■ **What needs to be done**
Exact repetition of every entry is required.

== Material provided

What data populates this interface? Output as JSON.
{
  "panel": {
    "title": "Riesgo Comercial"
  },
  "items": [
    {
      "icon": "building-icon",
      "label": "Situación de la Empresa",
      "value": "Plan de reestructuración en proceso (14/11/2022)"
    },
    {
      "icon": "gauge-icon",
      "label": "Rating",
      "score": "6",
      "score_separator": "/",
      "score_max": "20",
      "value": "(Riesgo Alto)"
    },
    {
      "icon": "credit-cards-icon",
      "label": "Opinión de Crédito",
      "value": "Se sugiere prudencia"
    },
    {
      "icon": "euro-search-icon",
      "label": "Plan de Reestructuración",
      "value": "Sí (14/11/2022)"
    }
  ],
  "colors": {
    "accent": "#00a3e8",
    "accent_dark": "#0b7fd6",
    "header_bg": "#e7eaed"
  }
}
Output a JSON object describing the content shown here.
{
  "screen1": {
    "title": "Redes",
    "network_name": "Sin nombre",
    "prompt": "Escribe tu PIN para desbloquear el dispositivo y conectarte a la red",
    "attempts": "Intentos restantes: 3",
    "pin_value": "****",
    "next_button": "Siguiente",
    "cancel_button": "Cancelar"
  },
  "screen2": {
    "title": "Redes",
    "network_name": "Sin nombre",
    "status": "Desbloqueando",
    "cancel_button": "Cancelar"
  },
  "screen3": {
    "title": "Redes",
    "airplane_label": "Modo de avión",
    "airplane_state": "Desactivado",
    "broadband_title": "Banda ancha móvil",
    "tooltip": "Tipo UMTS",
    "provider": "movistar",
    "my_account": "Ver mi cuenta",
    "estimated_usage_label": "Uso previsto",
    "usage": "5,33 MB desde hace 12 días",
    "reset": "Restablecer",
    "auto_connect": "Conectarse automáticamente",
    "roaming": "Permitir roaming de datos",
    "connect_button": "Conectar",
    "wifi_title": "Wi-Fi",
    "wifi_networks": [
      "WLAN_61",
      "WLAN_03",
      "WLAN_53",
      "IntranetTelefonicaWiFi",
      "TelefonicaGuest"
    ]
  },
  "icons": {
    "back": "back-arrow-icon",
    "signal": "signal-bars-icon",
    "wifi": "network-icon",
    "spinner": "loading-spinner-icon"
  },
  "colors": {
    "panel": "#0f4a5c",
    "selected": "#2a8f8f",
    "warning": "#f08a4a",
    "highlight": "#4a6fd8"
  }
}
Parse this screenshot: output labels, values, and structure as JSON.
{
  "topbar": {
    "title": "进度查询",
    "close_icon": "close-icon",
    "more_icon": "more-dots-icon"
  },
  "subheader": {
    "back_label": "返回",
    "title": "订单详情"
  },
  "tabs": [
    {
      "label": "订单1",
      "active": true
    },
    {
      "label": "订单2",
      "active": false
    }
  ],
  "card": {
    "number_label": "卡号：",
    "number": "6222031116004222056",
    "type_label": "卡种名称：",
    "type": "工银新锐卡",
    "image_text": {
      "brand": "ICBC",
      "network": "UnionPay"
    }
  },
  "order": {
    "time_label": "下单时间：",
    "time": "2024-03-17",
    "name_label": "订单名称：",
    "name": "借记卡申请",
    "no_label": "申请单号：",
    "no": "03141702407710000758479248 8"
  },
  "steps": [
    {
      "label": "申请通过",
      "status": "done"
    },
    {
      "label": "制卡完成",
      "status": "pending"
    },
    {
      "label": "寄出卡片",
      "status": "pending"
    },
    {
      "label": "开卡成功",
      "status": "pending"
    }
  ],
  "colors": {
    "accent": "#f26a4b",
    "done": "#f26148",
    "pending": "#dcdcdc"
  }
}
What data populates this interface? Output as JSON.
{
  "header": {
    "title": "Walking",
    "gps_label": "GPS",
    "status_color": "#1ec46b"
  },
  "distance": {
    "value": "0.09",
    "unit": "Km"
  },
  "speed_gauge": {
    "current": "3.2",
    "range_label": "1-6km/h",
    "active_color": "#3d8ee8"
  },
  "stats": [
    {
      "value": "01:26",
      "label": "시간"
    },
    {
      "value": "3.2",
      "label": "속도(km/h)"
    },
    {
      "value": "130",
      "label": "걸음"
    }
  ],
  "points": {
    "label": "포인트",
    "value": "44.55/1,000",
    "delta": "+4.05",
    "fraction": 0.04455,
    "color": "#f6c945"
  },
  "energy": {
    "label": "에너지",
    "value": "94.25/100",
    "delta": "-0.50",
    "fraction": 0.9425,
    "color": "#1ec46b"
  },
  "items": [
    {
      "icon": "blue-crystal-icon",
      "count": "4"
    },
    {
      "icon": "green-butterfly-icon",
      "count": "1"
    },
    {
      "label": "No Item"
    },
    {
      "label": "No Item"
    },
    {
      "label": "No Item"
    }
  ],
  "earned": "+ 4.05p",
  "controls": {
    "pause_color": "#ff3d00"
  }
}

====

■ **Written answer**
What data populates this interface? Output as JSON.
{
  "panel": {
    "title": "Riesgo Comercial"
  },
  "items": [
    {
      "icon": "building-icon",
      "label": "Situación de la Empresa",
      "value": "Plan de reestructuración en proceso (14/11/2022)"
    },
    {
      "icon": "gauge-icon",
      "label": "Rating",
      "score": "6",
      "score_separator": "/",
      "score_max": "20",
      "value": "(Riesgo Alto)"
    },
    {
      "icon": "credit-cards-icon",
      "label": "Opinión de Crédito",
      "value": "Se sugiere prudencia"
    },
    {
      "icon": "euro-search-icon",
      "label": "Plan de Reestructuración",
      "value": "Sí (14/11/2022)"
    }
  ],
  "colors": {
    "accent": "#00a3e8",
    "accent_dark": "#0b7fd6",
    "header_bg": "#e7eaed"
  }
}
Output a JSON object describing the content shown here.
{
  "screen1": {
    "title": "Redes",
    "network_name": "Sin nombre",
    "prompt": "Escribe tu PIN para desbloquear el dispositivo y conectarte a la red",
    "attempts": "Intentos restantes: 3",
    "pin_value": "****",
    "next_button": "Siguiente",
    "cancel_button": "Cancelar"
  },
  "screen2": {
    "title": "Redes",
    "network_name": "Sin nombre",
    "status": "Desbloqueando",
    "cancel_button": "Cancelar"
  },
  "screen3": {
    "title": "Redes",
    "airplane_label": "Modo de avión",
    "airplane_state": "Desactivado",
    "broadband_title": "Banda ancha móvil",
    "tooltip": "Tipo UMTS",
    "provider": "movistar",
    "my_account": "Ver mi cuenta",
    "estimated_usage_label": "Uso previsto",
    "usage": "5,33 MB desde hace 12 días",
    "reset": "Restablecer",
    "auto_connect": "Conectarse automáticamente",
    "roaming": "Permitir roaming de datos",
    "connect_button": "Conectar",
    "wifi_title": "Wi-Fi",
    "wifi_networks": [
      "WLAN_61",
      "WLAN_03",
      "WLAN_53",
      "IntranetTelefonicaWiFi",
      "TelefonicaGuest"
    ]
  },
  "icons": {
    "back": "back-arrow-icon",
    "signal": "signal-bars-icon",
    "wifi": "network-icon",
    "spinner": "loading-spinner-icon"
  },
  "colors": {
    "panel": "#0f4a5c",
    "selected": "#2a8f8f",
    "warning": "#f08a4a",
    "highlight": "#4a6fd8"
  }
}
Parse this screenshot: output labels, values, and structure as JSON.
{
  "topbar": {
    "title": "进度查询",
    "close_icon": "close-icon",
    "more_icon": "more-dots-icon"
  },
  "subheader": {
    "back_label": "返回",
    "title": "订单详情"
  },
  "tabs": [
    {
      "label": "订单1",
      "active": true
    },
    {
      "label": "订单2",
      "active": false
    }
  ],
  "card": {
    "number_label": "卡号：",
    "number": "6222031116004222056",
    "type_label": "卡种名称：",
    "type": "工银新锐卡",
    "image_text": {
      "brand": "ICBC",
      "network": "UnionPay"
    }
  },
  "order": {
    "time_label": "下单时间：",
    "time": "2024-03-17",
    "name_label": "订单名称：",
    "name": "借记卡申请",
    "no_label": "申请单号：",
    "no": "03141702407710000758479248 8"
  },
  "steps": [
    {
      "label": "申请通过",
      "status": "done"
    },
    {
      "label": "制卡完成",
      "status": "pending"
    },
    {
      "label": "寄出卡片",
      "status": "pending"
    },
    {
      "label": "开卡成功",
      "status": "pending"
    }
  ],
  "colors": {
    "accent": "#f26a4b",
    "done": "#f26148",
    "pending": "#dcdcdc"
  }
}
What data populates this interface? Output as JSON.
{
  "header": {
    "title": "Walking",
    "gps_label": "GPS",
    "status_color": "#1ec46b"
  },
  "distance": {
    "value": "0.09",
    "unit": "Km"
  },
  "speed_gauge": {
    "current": "3.2",
    "range_label": "1-6km/h",
    "active_color": "#3d8ee8"
  },
  "stats": [
    {
      "value": "01:26",
      "label": "시간"
    },
    {
      "value": "3.2",
      "label": "속도(km/h)"
    },
    {
      "value": "130",
      "label": "걸음"
    }
  ],
  "points": {
    "label": "포인트",
    "value": "44.55/1,000",
    "delta": "+4.05",
    "fraction": 0.04455,
    "color": "#f6c945"
  },
  "energy": {
    "label": "에너지",
    "value": "94.25/100",
    "delta": "-0.50",
    "fraction": 0.9425,
    "color": "#1ec46b"
  },
  "items": [
    {
      "icon": "blue-crystal-icon",
      "count": "4"
    },
    {
      "icon": "green-butterfly-icon",
      "count": "1"
    },
    {
      "label": "No Item"
    },
    {
      "label": "No Item"
    },
    {
      "label": "No Item"
    }
  ],
  "earned": "+ 4.05p",
  "controls": {
    "pause_color": "#ff3d00"
  }
}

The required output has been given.